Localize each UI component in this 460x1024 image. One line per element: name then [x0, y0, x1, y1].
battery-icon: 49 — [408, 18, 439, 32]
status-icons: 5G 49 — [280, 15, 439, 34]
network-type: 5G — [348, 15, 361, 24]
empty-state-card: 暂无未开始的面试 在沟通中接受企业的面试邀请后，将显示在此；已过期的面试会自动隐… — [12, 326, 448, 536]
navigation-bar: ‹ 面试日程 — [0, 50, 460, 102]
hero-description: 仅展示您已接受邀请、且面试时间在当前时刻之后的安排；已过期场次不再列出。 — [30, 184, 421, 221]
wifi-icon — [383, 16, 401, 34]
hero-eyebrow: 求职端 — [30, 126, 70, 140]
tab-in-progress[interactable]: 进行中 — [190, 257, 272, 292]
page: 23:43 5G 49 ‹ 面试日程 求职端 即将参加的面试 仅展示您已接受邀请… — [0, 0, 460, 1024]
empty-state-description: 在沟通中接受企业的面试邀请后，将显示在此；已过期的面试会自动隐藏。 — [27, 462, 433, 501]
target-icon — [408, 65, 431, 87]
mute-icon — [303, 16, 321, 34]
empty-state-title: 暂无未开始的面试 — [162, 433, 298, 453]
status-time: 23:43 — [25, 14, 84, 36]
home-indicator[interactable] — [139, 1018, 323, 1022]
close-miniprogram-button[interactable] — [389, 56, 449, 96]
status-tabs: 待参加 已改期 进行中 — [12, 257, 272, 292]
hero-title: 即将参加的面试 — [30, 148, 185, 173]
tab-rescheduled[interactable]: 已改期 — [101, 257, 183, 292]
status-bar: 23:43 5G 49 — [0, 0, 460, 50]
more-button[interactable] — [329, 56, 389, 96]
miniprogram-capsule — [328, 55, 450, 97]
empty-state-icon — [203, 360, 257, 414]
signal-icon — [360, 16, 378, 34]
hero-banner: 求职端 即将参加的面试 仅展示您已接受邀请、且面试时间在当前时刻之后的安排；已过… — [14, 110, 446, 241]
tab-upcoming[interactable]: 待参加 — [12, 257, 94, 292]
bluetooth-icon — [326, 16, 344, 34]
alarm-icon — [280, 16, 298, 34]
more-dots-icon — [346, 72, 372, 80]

——

*Work to be completed*. Reproduce the records word for word, starting at their first line and ending at the line that contains "home-indicator[interactable] — [139, 1018, 323, 1022]", with both of those lines included.

*Answer to the problem*.
Localize each UI component in this 460x1024 image. One line per element: name then [x0, y0, x1, y1].
battery-icon: 49 — [408, 18, 439, 32]
status-icons: 5G 49 — [280, 15, 439, 34]
network-type: 5G — [348, 15, 361, 24]
empty-state-card: 暂无未开始的面试 在沟通中接受企业的面试邀请后，将显示在此；已过期的面试会自动隐… — [12, 326, 448, 536]
navigation-bar: ‹ 面试日程 — [0, 50, 460, 102]
hero-description: 仅展示您已接受邀请、且面试时间在当前时刻之后的安排；已过期场次不再列出。 — [30, 184, 421, 221]
wifi-icon — [383, 16, 401, 34]
hero-eyebrow: 求职端 — [30, 126, 70, 140]
tab-in-progress[interactable]: 进行中 — [190, 257, 272, 292]
page: 23:43 5G 49 ‹ 面试日程 求职端 即将参加的面试 仅展示您已接受邀请… — [0, 0, 460, 1024]
empty-state-description: 在沟通中接受企业的面试邀请后，将显示在此；已过期的面试会自动隐藏。 — [27, 462, 433, 501]
target-icon — [408, 65, 431, 87]
mute-icon — [303, 16, 321, 34]
empty-state-title: 暂无未开始的面试 — [162, 433, 298, 453]
status-time: 23:43 — [25, 14, 84, 36]
home-indicator[interactable] — [139, 1018, 323, 1022]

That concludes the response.